(Page element annotations)
[BEGIN]

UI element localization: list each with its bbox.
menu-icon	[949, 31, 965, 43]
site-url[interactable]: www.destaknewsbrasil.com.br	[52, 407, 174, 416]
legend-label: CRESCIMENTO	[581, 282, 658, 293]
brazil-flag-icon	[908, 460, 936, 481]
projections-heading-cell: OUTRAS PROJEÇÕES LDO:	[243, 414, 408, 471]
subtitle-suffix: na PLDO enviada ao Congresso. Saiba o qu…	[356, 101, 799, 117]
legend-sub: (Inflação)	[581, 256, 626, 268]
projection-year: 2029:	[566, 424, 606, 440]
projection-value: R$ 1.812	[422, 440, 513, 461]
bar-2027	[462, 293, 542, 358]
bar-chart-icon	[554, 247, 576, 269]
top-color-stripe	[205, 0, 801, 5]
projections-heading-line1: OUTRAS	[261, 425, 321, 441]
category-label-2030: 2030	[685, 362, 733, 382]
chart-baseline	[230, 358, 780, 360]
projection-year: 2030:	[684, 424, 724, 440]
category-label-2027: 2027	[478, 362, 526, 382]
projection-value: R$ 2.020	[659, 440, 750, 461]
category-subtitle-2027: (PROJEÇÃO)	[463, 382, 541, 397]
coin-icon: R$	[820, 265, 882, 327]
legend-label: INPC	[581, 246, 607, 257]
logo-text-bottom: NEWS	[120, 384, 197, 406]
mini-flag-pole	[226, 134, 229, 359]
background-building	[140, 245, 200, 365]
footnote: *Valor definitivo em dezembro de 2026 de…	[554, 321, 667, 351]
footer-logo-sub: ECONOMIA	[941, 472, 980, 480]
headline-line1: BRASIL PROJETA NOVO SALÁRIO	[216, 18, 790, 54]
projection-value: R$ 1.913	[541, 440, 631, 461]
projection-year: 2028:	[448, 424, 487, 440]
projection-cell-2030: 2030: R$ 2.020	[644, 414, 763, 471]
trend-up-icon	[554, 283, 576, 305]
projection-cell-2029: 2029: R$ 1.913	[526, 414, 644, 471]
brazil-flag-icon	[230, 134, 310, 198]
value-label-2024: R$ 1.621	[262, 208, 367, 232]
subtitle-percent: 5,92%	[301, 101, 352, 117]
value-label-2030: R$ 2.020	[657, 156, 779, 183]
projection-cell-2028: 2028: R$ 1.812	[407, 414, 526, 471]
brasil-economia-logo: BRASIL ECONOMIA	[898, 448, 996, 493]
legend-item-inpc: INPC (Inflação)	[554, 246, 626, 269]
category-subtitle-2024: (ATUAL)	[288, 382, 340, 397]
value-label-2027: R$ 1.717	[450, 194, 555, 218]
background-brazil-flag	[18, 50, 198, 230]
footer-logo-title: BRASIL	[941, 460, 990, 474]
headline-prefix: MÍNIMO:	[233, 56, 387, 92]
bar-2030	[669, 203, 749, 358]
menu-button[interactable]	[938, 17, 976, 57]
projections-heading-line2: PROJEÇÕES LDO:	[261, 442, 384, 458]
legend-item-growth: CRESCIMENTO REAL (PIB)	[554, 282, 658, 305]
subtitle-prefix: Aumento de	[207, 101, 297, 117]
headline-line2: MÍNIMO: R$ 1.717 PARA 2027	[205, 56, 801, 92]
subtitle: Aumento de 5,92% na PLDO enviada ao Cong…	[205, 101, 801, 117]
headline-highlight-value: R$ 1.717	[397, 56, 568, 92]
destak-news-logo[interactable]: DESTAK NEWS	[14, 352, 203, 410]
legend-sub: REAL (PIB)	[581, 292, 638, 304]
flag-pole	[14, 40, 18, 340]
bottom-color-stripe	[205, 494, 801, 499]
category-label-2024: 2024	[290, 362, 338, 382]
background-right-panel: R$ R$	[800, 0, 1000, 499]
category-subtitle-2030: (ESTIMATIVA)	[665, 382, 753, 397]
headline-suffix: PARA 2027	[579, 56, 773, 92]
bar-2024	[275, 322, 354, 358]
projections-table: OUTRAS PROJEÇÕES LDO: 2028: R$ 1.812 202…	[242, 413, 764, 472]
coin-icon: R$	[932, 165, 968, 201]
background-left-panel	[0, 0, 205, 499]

[END]

(WHAT YOU SHOULD DO) Select every line in the listing above that contains the string "icon". Matching is case-sensitive.

(COMPLETED TASK)
menu-icon	[949, 31, 965, 43]
brazil-flag-icon	[908, 460, 936, 481]
bar-chart-icon	[554, 247, 576, 269]
coin-icon: R$	[820, 265, 882, 327]
trend-up-icon	[554, 283, 576, 305]
brazil-flag-icon	[230, 134, 310, 198]
coin-icon: R$	[932, 165, 968, 201]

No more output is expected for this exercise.